● **SUPPLIED RECORDS**
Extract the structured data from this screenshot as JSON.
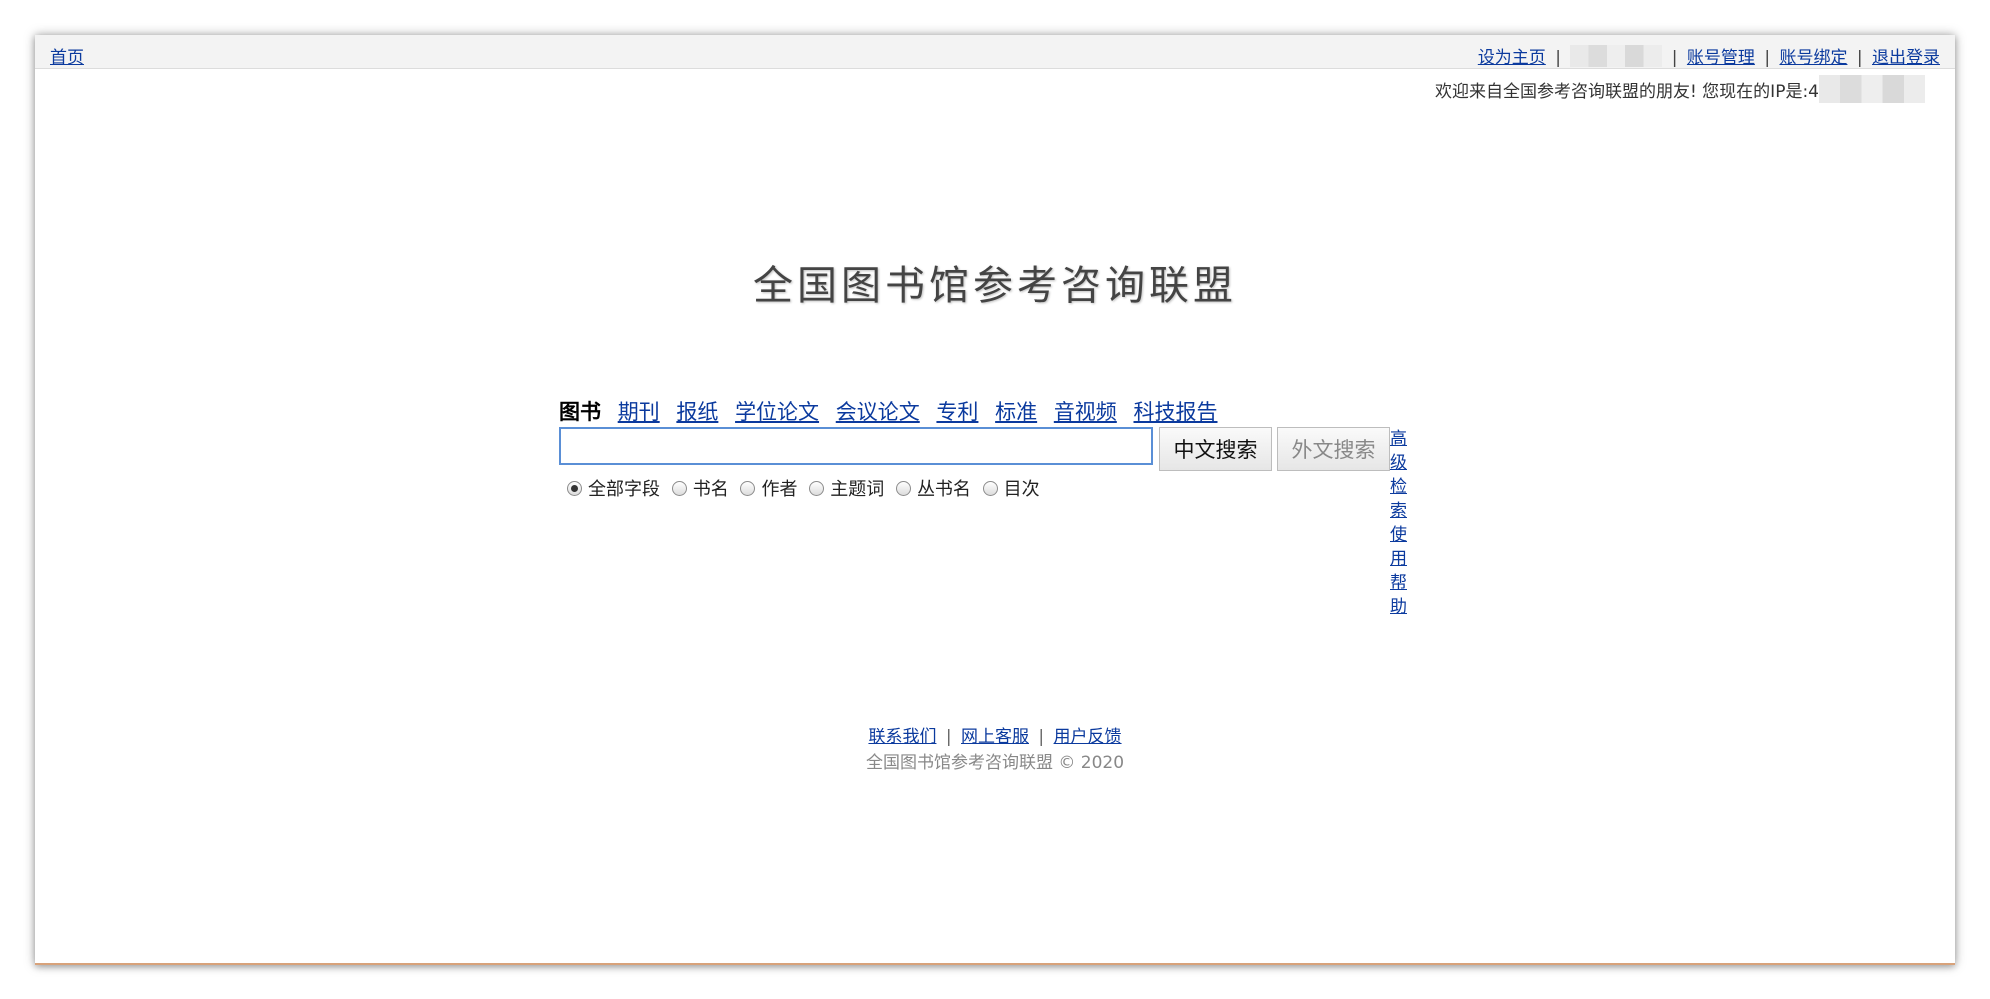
{
  "topbar": {
    "home": "首页",
    "links": [
      "设为主页",
      "账号管理",
      "账号绑定",
      "退出登录"
    ],
    "separator": "|"
  },
  "welcome": {
    "text": "欢迎来自全国参考咨询联盟的朋友! 您现在的IP是:4"
  },
  "logo": {
    "text": "全国图书馆参考咨询联盟"
  },
  "tabs": {
    "active": "图书",
    "items": [
      "期刊",
      "报纸",
      "学位论文",
      "会议论文",
      "专利",
      "标准",
      "音视频",
      "科技报告"
    ]
  },
  "search": {
    "value": "",
    "buttons": {
      "chinese": "中文搜索",
      "foreign": "外文搜索"
    },
    "advanced": "高级检索",
    "help": "使用帮助"
  },
  "options": {
    "selected": 0,
    "items": [
      "全部字段",
      "书名",
      "作者",
      "主题词",
      "丛书名",
      "目次"
    ]
  },
  "footer": {
    "links": [
      "联系我们",
      "网上客服",
      "用户反馈"
    ],
    "separator": "|",
    "copyright": "全国图书馆参考咨询联盟 © 2020"
  }
}
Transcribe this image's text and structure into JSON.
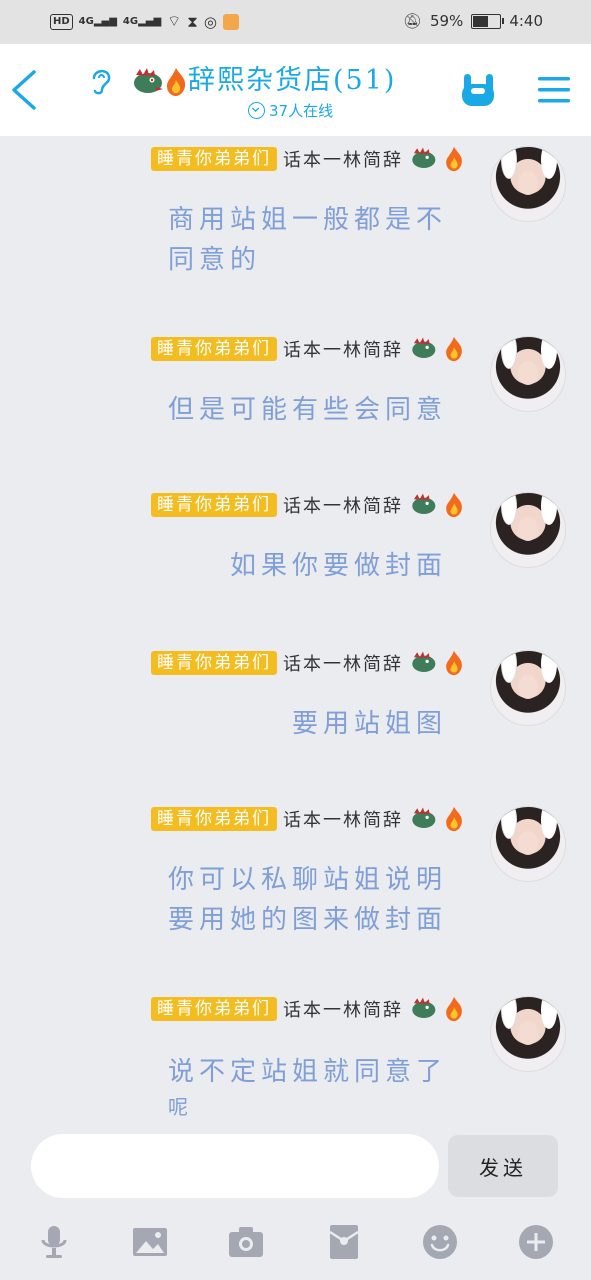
{
  "status_bar": {
    "hd_label": "HD",
    "net1": "4G",
    "net2": "4G",
    "battery_percent": "59%",
    "time": "4:40",
    "battery_level": 0.59
  },
  "header": {
    "title": "辞熙杂货店(51)",
    "online_text": "37人在线"
  },
  "messages": [
    {
      "tag": "睡青你弟弟们",
      "nick": "话本一林简辞",
      "lines": [
        "商用站姐一般都是不",
        "同意的"
      ]
    },
    {
      "tag": "睡青你弟弟们",
      "nick": "话本一林简辞",
      "lines": [
        "但是可能有些会同意"
      ]
    },
    {
      "tag": "睡青你弟弟们",
      "nick": "话本一林简辞",
      "lines": [
        "如果你要做封面"
      ]
    },
    {
      "tag": "睡青你弟弟们",
      "nick": "话本一林简辞",
      "lines": [
        "要用站姐图"
      ]
    },
    {
      "tag": "睡青你弟弟们",
      "nick": "话本一林简辞",
      "lines": [
        "你可以私聊站姐说明",
        "要用她的图来做封面"
      ]
    },
    {
      "tag": "睡青你弟弟们",
      "nick": "话本一林简辞",
      "lines": [
        "说不定站姐就同意了",
        "呢"
      ]
    }
  ],
  "input": {
    "value": "",
    "send_label": "发送"
  },
  "toolbar_icons": [
    "microphone-icon",
    "image-icon",
    "camera-icon",
    "red-packet-icon",
    "emoji-icon",
    "plus-icon"
  ],
  "colors": {
    "accent": "#1aa9e6",
    "tag": "#f3bd22",
    "bubble_text": "#7f9fd6"
  }
}
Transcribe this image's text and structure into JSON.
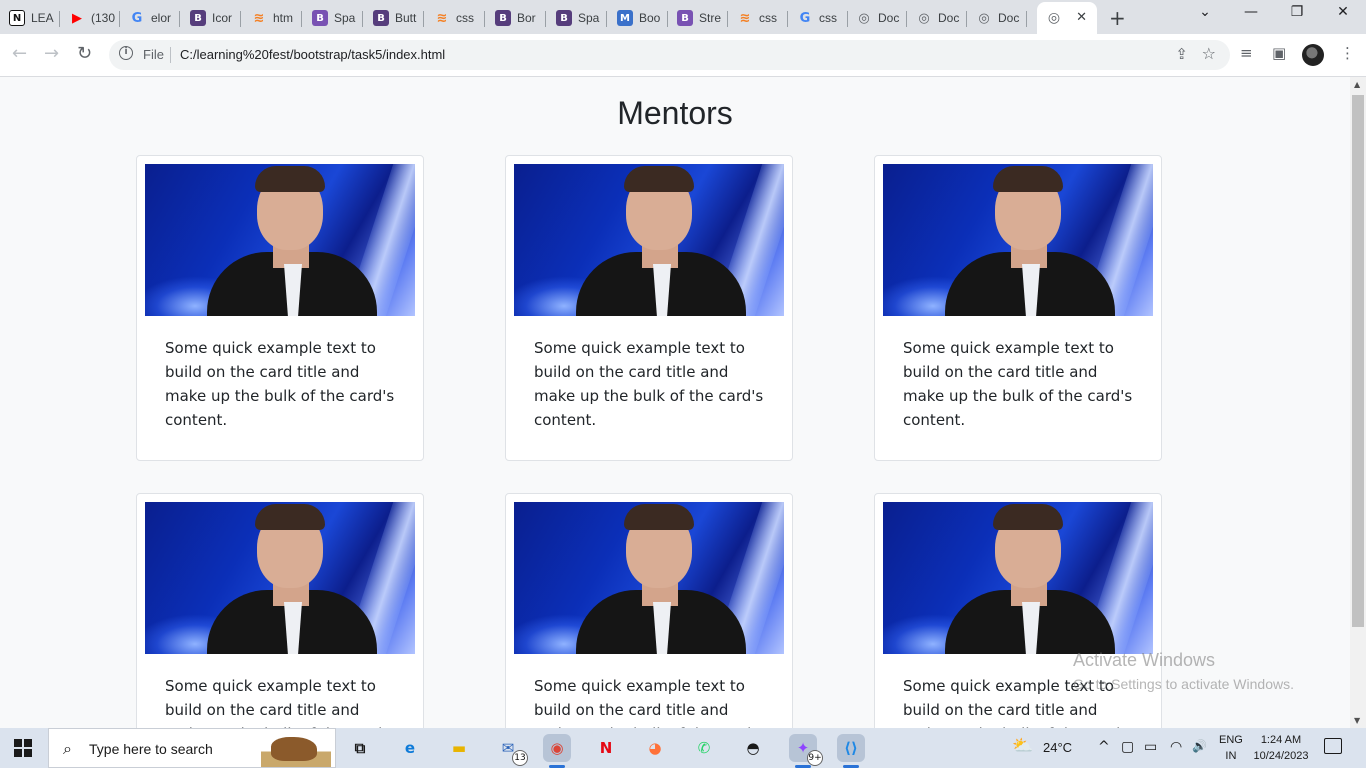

● **TASK TO CARRY OUT**
Repeat the listing in full and exactly. Do not include any images.

● **EXERCISE SOLUTION**
Extract the structured data from this screenshot as JSON.
{
  "topbar": {
    "home": "首页",
    "links": [
      "设为主页",
      "账号管理",
      "账号绑定",
      "退出登录"
    ],
    "separator": "|"
  },
  "welcome": {
    "text": "欢迎来自全国参考咨询联盟的朋友! 您现在的IP是:4"
  },
  "logo": {
    "text": "全国图书馆参考咨询联盟"
  },
  "tabs": {
    "active": "图书",
    "items": [
      "期刊",
      "报纸",
      "学位论文",
      "会议论文",
      "专利",
      "标准",
      "音视频",
      "科技报告"
    ]
  },
  "search": {
    "value": "",
    "buttons": {
      "chinese": "中文搜索",
      "foreign": "外文搜索"
    },
    "advanced": "高级检索",
    "help": "使用帮助"
  },
  "options": {
    "selected": 0,
    "items": [
      "全部字段",
      "书名",
      "作者",
      "主题词",
      "丛书名",
      "目次"
    ]
  },
  "footer": {
    "links": [
      "联系我们",
      "网上客服",
      "用户反馈"
    ],
    "separator": "|",
    "copyright": "全国图书馆参考咨询联盟 © 2020"
  }
}
Transcribe this image's text and structure into JSON.
{
  "status_bar": {
    "hd_label": "HD",
    "net1": "4G",
    "net2": "4G",
    "battery_percent": "59%",
    "time": "4:40",
    "battery_level": 0.59
  },
  "header": {
    "title": "辞熙杂货店(51)",
    "online_text": "37人在线"
  },
  "messages": [
    {
      "tag": "睡青你弟弟们",
      "nick": "话本一林简辞",
      "lines": [
        "商用站姐一般都是不",
        "同意的"
      ]
    },
    {
      "tag": "睡青你弟弟们",
      "nick": "话本一林简辞",
      "lines": [
        "但是可能有些会同意"
      ]
    },
    {
      "tag": "睡青你弟弟们",
      "nick": "话本一林简辞",
      "lines": [
        "如果你要做封面"
      ]
    },
    {
      "tag": "睡青你弟弟们",
      "nick": "话本一林简辞",
      "lines": [
        "要用站姐图"
      ]
    },
    {
      "tag": "睡青你弟弟们",
      "nick": "话本一林简辞",
      "lines": [
        "你可以私聊站姐说明",
        "要用她的图来做封面"
      ]
    },
    {
      "tag": "睡青你弟弟们",
      "nick": "话本一林简辞",
      "lines": [
        "说不定站姐就同意了",
        "呢"
      ]
    }
  ],
  "input": {
    "value": "",
    "send_label": "发送"
  },
  "toolbar_icons": [
    "microphone-icon",
    "image-icon",
    "camera-icon",
    "red-packet-icon",
    "emoji-icon",
    "plus-icon"
  ],
  "colors": {
    "accent": "#1aa9e6",
    "tag": "#f3bd22",
    "bubble_text": "#7f9fd6"
  }
}
Transcribe this image's text and structure into JSON.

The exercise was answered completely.